[Data records]
>> BEGIN
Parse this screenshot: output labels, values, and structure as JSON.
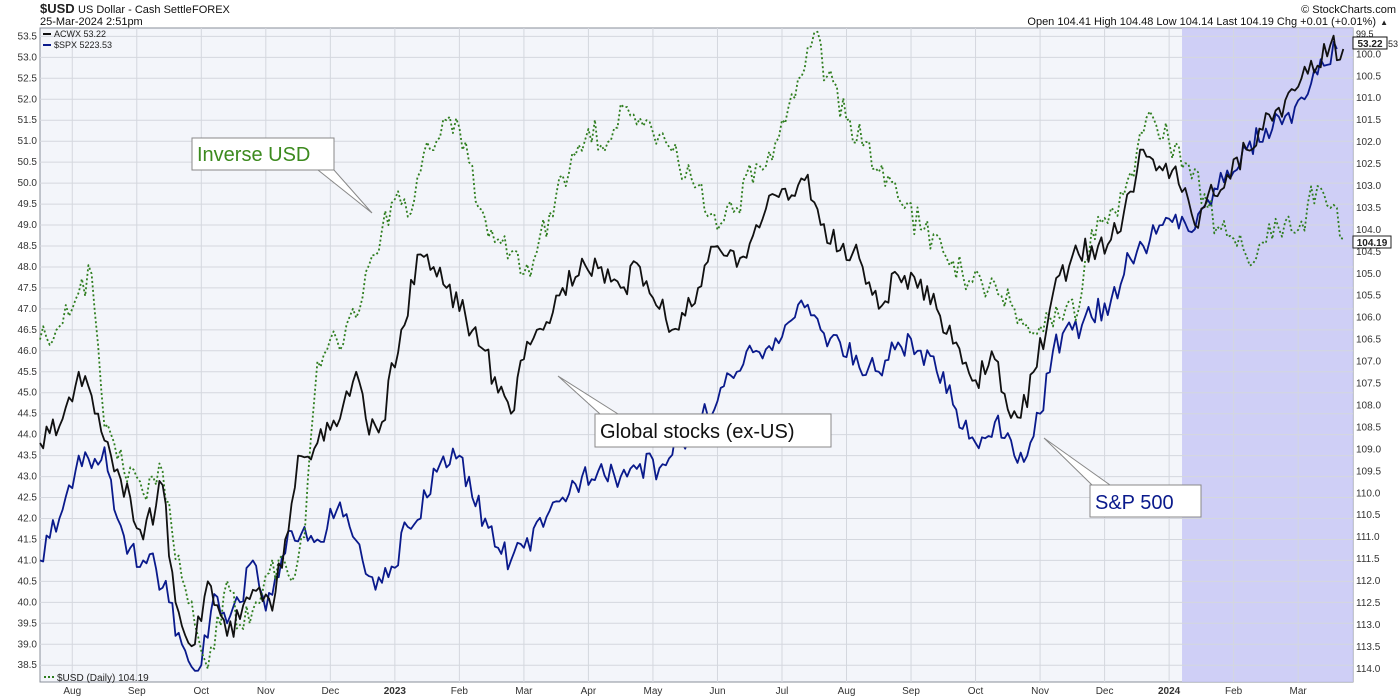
{
  "header": {
    "symbol": "$USD",
    "name": "US Dollar - Cash Settle",
    "exchange": "FOREX",
    "date": "25-Mar-2024 2:51pm",
    "source": "© StockCharts.com",
    "ohlc": "Open 104.41  High 104.48  Low 104.14  Last 104.19  Chg +0.01 (+0.01%)",
    "up_glyph": "▲"
  },
  "legend": {
    "acwx": "ACWX 53.22",
    "spx": "$SPX 5223.53",
    "usd": "$USD (Daily) 104.19"
  },
  "badges": {
    "left_value": "53.22",
    "right_value": "104.19",
    "clipped_top": "99.5",
    "clipped_edge": "53"
  },
  "annotations": {
    "inverse_usd": "Inverse USD",
    "global_stocks": "Global stocks (ex-US)",
    "sp500": "S&P 500"
  },
  "colors": {
    "usd": "#2e7d1e",
    "acwx": "#111111",
    "spx": "#0a1a8c",
    "highlight": "#c8c8f5",
    "grid": "#d4d7de",
    "plot_bg": "#f3f5fa"
  },
  "chart_data": {
    "type": "line",
    "highlight": {
      "x_from": "2024-01-22",
      "x_to": "2024-03-25"
    },
    "x_ticks": [
      "Aug",
      "Sep",
      "Oct",
      "Nov",
      "Dec",
      "2023",
      "Feb",
      "Mar",
      "Apr",
      "May",
      "Jun",
      "Jul",
      "Aug",
      "Sep",
      "Oct",
      "Nov",
      "Dec",
      "2024",
      "Feb",
      "Mar"
    ],
    "left_axis": {
      "range": [
        38.1,
        53.7
      ],
      "ticks": [
        "38.5",
        "39.0",
        "39.5",
        "40.0",
        "40.5",
        "41.0",
        "41.5",
        "42.0",
        "42.5",
        "43.0",
        "43.5",
        "44.0",
        "44.5",
        "45.0",
        "45.5",
        "46.0",
        "46.5",
        "47.0",
        "47.5",
        "48.0",
        "48.5",
        "49.0",
        "49.5",
        "50.0",
        "50.5",
        "51.0",
        "51.5",
        "52.0",
        "52.5",
        "53.0",
        "53.5"
      ]
    },
    "right_axis": {
      "inverted": true,
      "range": [
        99.4,
        114.3
      ],
      "ticks": [
        "100.0",
        "100.5",
        "101.0",
        "101.5",
        "102.0",
        "102.5",
        "103.0",
        "103.5",
        "104.0",
        "104.5",
        "105.0",
        "105.5",
        "106.0",
        "106.5",
        "107.0",
        "107.5",
        "108.0",
        "108.5",
        "109.0",
        "109.5",
        "110.0",
        "110.5",
        "111.0",
        "111.5",
        "112.0",
        "112.5",
        "113.0",
        "113.5",
        "114.0"
      ]
    },
    "series": [
      {
        "name": "$USD (Daily)",
        "axis": "right",
        "style": "dotted",
        "x": [
          "Aug",
          "Sep",
          "Oct",
          "Nov",
          "Dec",
          "2023",
          "Feb",
          "Mar",
          "Apr",
          "May",
          "Jun",
          "Jul",
          "Aug",
          "Sep",
          "Oct",
          "Nov",
          "Dec",
          "2024",
          "Feb",
          "Mar"
        ],
        "points": [
          [
            0,
            106.5
          ],
          [
            0.3,
            106.2
          ],
          [
            0.5,
            105.8
          ],
          [
            0.8,
            105.0
          ],
          [
            1.0,
            108.5
          ],
          [
            1.3,
            109.5
          ],
          [
            1.6,
            110.0
          ],
          [
            1.9,
            109.5
          ],
          [
            2.1,
            111.5
          ],
          [
            2.4,
            113.0
          ],
          [
            2.6,
            114.0
          ],
          [
            2.9,
            112.0
          ],
          [
            3.1,
            113.0
          ],
          [
            3.4,
            112.5
          ],
          [
            3.7,
            111.5
          ],
          [
            3.9,
            112.0
          ],
          [
            4.1,
            111.0
          ],
          [
            4.3,
            107.0
          ],
          [
            4.6,
            106.5
          ],
          [
            4.9,
            106.0
          ],
          [
            5.1,
            104.8
          ],
          [
            5.3,
            104.0
          ],
          [
            5.5,
            103.3
          ],
          [
            5.7,
            103.7
          ],
          [
            6.0,
            102.0
          ],
          [
            6.3,
            101.5
          ],
          [
            6.6,
            102.0
          ],
          [
            6.8,
            103.5
          ],
          [
            7.0,
            104.0
          ],
          [
            7.3,
            104.5
          ],
          [
            7.5,
            105.0
          ],
          [
            7.7,
            104.5
          ],
          [
            8.0,
            103.2
          ],
          [
            8.3,
            102.3
          ],
          [
            8.5,
            101.7
          ],
          [
            8.8,
            102.0
          ],
          [
            9.1,
            101.2
          ],
          [
            9.4,
            101.5
          ],
          [
            9.7,
            102.0
          ],
          [
            9.9,
            102.5
          ],
          [
            10.2,
            103.0
          ],
          [
            10.5,
            104.0
          ],
          [
            10.8,
            103.5
          ],
          [
            11.1,
            102.5
          ],
          [
            11.4,
            102.0
          ],
          [
            11.7,
            101.0
          ],
          [
            12.0,
            99.5
          ],
          [
            12.2,
            100.5
          ],
          [
            12.5,
            101.5
          ],
          [
            12.8,
            102.0
          ],
          [
            13.1,
            103.0
          ],
          [
            13.4,
            103.5
          ],
          [
            13.7,
            104.0
          ],
          [
            14.0,
            104.5
          ],
          [
            14.3,
            105.0
          ],
          [
            14.6,
            105.2
          ],
          [
            14.9,
            105.5
          ],
          [
            15.2,
            106.0
          ],
          [
            15.5,
            106.2
          ],
          [
            15.8,
            106.0
          ],
          [
            16.1,
            105.8
          ],
          [
            16.3,
            104.0
          ],
          [
            16.6,
            103.5
          ],
          [
            16.8,
            103.2
          ],
          [
            17.0,
            102.2
          ],
          [
            17.2,
            101.3
          ],
          [
            17.5,
            102.0
          ],
          [
            17.8,
            102.5
          ],
          [
            18.1,
            103.5
          ],
          [
            18.3,
            104.0
          ],
          [
            18.5,
            104.2
          ],
          [
            18.7,
            104.6
          ],
          [
            19.0,
            104.3
          ],
          [
            19.3,
            103.8
          ],
          [
            19.5,
            104.0
          ],
          [
            19.8,
            103.0
          ],
          [
            20.0,
            103.5
          ],
          [
            20.2,
            104.2
          ]
        ]
      },
      {
        "name": "ACWX",
        "axis": "left",
        "style": "solid",
        "x": [
          "Aug",
          "Sep",
          "Oct",
          "Nov",
          "Dec",
          "2023",
          "Feb",
          "Mar",
          "Apr",
          "May",
          "Jun",
          "Jul",
          "Aug",
          "Sep",
          "Oct",
          "Nov",
          "Dec",
          "2024",
          "Feb",
          "Mar"
        ],
        "points": [
          [
            0,
            43.8
          ],
          [
            0.3,
            44.2
          ],
          [
            0.6,
            45.5
          ],
          [
            0.9,
            44.5
          ],
          [
            1.1,
            43.5
          ],
          [
            1.4,
            42.5
          ],
          [
            1.6,
            41.5
          ],
          [
            1.9,
            42.8
          ],
          [
            2.1,
            40.0
          ],
          [
            2.4,
            39.0
          ],
          [
            2.6,
            40.5
          ],
          [
            2.9,
            39.2
          ],
          [
            3.1,
            39.6
          ],
          [
            3.3,
            40.3
          ],
          [
            3.6,
            39.8
          ],
          [
            3.8,
            41.5
          ],
          [
            4.0,
            43.5
          ],
          [
            4.3,
            43.8
          ],
          [
            4.6,
            44.2
          ],
          [
            4.9,
            45.5
          ],
          [
            5.1,
            44.0
          ],
          [
            5.3,
            44.3
          ],
          [
            5.6,
            46.5
          ],
          [
            5.9,
            48.3
          ],
          [
            6.1,
            48.0
          ],
          [
            6.3,
            47.5
          ],
          [
            6.6,
            46.8
          ],
          [
            6.9,
            46.0
          ],
          [
            7.1,
            45.0
          ],
          [
            7.3,
            44.5
          ],
          [
            7.5,
            45.8
          ],
          [
            7.8,
            46.5
          ],
          [
            8.1,
            47.5
          ],
          [
            8.4,
            48.2
          ],
          [
            8.7,
            48.0
          ],
          [
            9.0,
            47.5
          ],
          [
            9.3,
            48.0
          ],
          [
            9.6,
            47.0
          ],
          [
            9.9,
            46.5
          ],
          [
            10.2,
            47.5
          ],
          [
            10.5,
            48.5
          ],
          [
            10.8,
            48.0
          ],
          [
            11.1,
            49.0
          ],
          [
            11.3,
            49.7
          ],
          [
            11.6,
            49.6
          ],
          [
            11.9,
            50.2
          ],
          [
            12.1,
            49.0
          ],
          [
            12.4,
            48.4
          ],
          [
            12.7,
            48.2
          ],
          [
            13.0,
            47.0
          ],
          [
            13.3,
            47.8
          ],
          [
            13.6,
            47.5
          ],
          [
            13.9,
            47.0
          ],
          [
            14.2,
            46.2
          ],
          [
            14.5,
            45.3
          ],
          [
            14.8,
            45.8
          ],
          [
            15.0,
            44.6
          ],
          [
            15.2,
            44.4
          ],
          [
            15.4,
            45.5
          ],
          [
            15.6,
            46.5
          ],
          [
            15.8,
            47.8
          ],
          [
            16.1,
            48.3
          ],
          [
            16.4,
            48.5
          ],
          [
            16.7,
            48.8
          ],
          [
            16.9,
            49.8
          ],
          [
            17.1,
            50.8
          ],
          [
            17.3,
            50.3
          ],
          [
            17.6,
            50.4
          ],
          [
            17.9,
            49.0
          ],
          [
            18.1,
            49.7
          ],
          [
            18.4,
            50.2
          ],
          [
            18.7,
            50.8
          ],
          [
            18.9,
            51.3
          ],
          [
            19.2,
            51.8
          ],
          [
            19.5,
            52.3
          ],
          [
            19.8,
            52.8
          ],
          [
            20.0,
            53.3
          ],
          [
            20.2,
            53.2
          ]
        ]
      },
      {
        "name": "$SPX",
        "axis": "left",
        "style": "solid",
        "x": [
          "Aug",
          "Sep",
          "Oct",
          "Nov",
          "Dec",
          "2023",
          "Feb",
          "Mar",
          "Apr",
          "May",
          "Jun",
          "Jul",
          "Aug",
          "Sep",
          "Oct",
          "Nov",
          "Dec",
          "2024",
          "Feb",
          "Mar"
        ],
        "points": [
          [
            0,
            41.0
          ],
          [
            0.3,
            42.0
          ],
          [
            0.6,
            43.5
          ],
          [
            0.8,
            43.2
          ],
          [
            1.0,
            43.7
          ],
          [
            1.2,
            42.0
          ],
          [
            1.4,
            41.3
          ],
          [
            1.6,
            41.0
          ],
          [
            1.8,
            40.8
          ],
          [
            2.0,
            40.0
          ],
          [
            2.2,
            39.0
          ],
          [
            2.5,
            38.5
          ],
          [
            2.7,
            40.2
          ],
          [
            2.9,
            39.5
          ],
          [
            3.1,
            40.0
          ],
          [
            3.3,
            41.0
          ],
          [
            3.5,
            39.8
          ],
          [
            3.7,
            40.6
          ],
          [
            3.9,
            41.7
          ],
          [
            4.1,
            41.8
          ],
          [
            4.3,
            41.5
          ],
          [
            4.6,
            42.2
          ],
          [
            4.8,
            41.8
          ],
          [
            5.0,
            41.0
          ],
          [
            5.2,
            40.3
          ],
          [
            5.4,
            40.6
          ],
          [
            5.7,
            41.8
          ],
          [
            6.0,
            42.5
          ],
          [
            6.2,
            43.3
          ],
          [
            6.5,
            43.5
          ],
          [
            6.7,
            42.5
          ],
          [
            6.9,
            42.0
          ],
          [
            7.1,
            41.3
          ],
          [
            7.3,
            41.0
          ],
          [
            7.5,
            41.3
          ],
          [
            7.8,
            41.8
          ],
          [
            8.1,
            42.5
          ],
          [
            8.4,
            43.0
          ],
          [
            8.7,
            43.3
          ],
          [
            9.0,
            43.0
          ],
          [
            9.3,
            43.3
          ],
          [
            9.6,
            43.2
          ],
          [
            9.9,
            43.8
          ],
          [
            10.2,
            44.3
          ],
          [
            10.5,
            44.8
          ],
          [
            10.8,
            45.5
          ],
          [
            11.1,
            46.0
          ],
          [
            11.4,
            46.3
          ],
          [
            11.7,
            46.8
          ],
          [
            11.9,
            47.1
          ],
          [
            12.1,
            46.5
          ],
          [
            12.4,
            46.2
          ],
          [
            12.7,
            45.6
          ],
          [
            13.0,
            45.5
          ],
          [
            13.3,
            46.2
          ],
          [
            13.6,
            46.0
          ],
          [
            13.9,
            45.5
          ],
          [
            14.2,
            44.6
          ],
          [
            14.5,
            43.8
          ],
          [
            14.8,
            44.3
          ],
          [
            15.1,
            43.5
          ],
          [
            15.3,
            43.5
          ],
          [
            15.5,
            44.5
          ],
          [
            15.7,
            46.0
          ],
          [
            16.0,
            46.5
          ],
          [
            16.3,
            46.8
          ],
          [
            16.6,
            47.2
          ],
          [
            16.9,
            48.2
          ],
          [
            17.1,
            48.5
          ],
          [
            17.4,
            49.0
          ],
          [
            17.7,
            49.2
          ],
          [
            17.9,
            48.9
          ],
          [
            18.1,
            49.6
          ],
          [
            18.4,
            50.3
          ],
          [
            18.7,
            50.8
          ],
          [
            19.0,
            51.3
          ],
          [
            19.3,
            51.6
          ],
          [
            19.6,
            52.0
          ],
          [
            19.9,
            52.8
          ],
          [
            20.1,
            53.2
          ]
        ]
      }
    ]
  }
}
>> END
SHORT TASK: Return a copy of every line that includes the word "name".

PROBLEM SOLUTION:
    "name": "US Dollar - Cash Settle",
        "name": "$USD (Daily)",
        "name": "ACWX",
        "name": "$SPX",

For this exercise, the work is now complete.